## What to do
Write out all entries word for word.

## Extracted records

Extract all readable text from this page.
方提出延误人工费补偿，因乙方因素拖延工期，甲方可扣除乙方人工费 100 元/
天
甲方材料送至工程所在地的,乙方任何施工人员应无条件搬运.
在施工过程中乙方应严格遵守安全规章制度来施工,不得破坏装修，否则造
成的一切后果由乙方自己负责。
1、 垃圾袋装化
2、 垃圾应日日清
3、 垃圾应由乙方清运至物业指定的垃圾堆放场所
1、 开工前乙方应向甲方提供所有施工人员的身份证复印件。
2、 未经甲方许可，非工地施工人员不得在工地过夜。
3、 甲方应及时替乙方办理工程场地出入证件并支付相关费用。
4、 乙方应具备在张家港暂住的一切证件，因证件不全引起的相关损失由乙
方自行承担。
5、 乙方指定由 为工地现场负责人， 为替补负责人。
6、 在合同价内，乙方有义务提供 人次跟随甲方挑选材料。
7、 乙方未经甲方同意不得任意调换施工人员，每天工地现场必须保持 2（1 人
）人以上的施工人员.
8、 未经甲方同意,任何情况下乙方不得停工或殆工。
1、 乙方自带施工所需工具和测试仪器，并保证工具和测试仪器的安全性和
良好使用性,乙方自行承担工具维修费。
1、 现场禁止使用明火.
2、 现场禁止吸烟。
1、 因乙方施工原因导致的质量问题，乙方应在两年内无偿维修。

## Written response
Extract all readable text from this page.
方提出延误人工费补偿，因乙方因素拖延工期，甲方可扣除乙方人工费 100 元/
天
甲方材料送至工程所在地的,乙方任何施工人员应无条件搬运.
在施工过程中乙方应严格遵守安全规章制度来施工,不得破坏装修，否则造
成的一切后果由乙方自己负责。
1、 垃圾袋装化
2、 垃圾应日日清
3、 垃圾应由乙方清运至物业指定的垃圾堆放场所
1、 开工前乙方应向甲方提供所有施工人员的身份证复印件。
2、 未经甲方许可，非工地施工人员不得在工地过夜。
3、 甲方应及时替乙方办理工程场地出入证件并支付相关费用。
4、 乙方应具备在张家港暂住的一切证件，因证件不全引起的相关损失由乙
方自行承担。
5、 乙方指定由 为工地现场负责人， 为替补负责人。
6、 在合同价内，乙方有义务提供 人次跟随甲方挑选材料。
7、 乙方未经甲方同意不得任意调换施工人员，每天工地现场必须保持 2（1 人
）人以上的施工人员.
8、 未经甲方同意,任何情况下乙方不得停工或殆工。
1、 乙方自带施工所需工具和测试仪器，并保证工具和测试仪器的安全性和
良好使用性,乙方自行承担工具维修费。
1、 现场禁止使用明火.
2、 现场禁止吸烟。
1、 因乙方施工原因导致的质量问题，乙方应在两年内无偿维修。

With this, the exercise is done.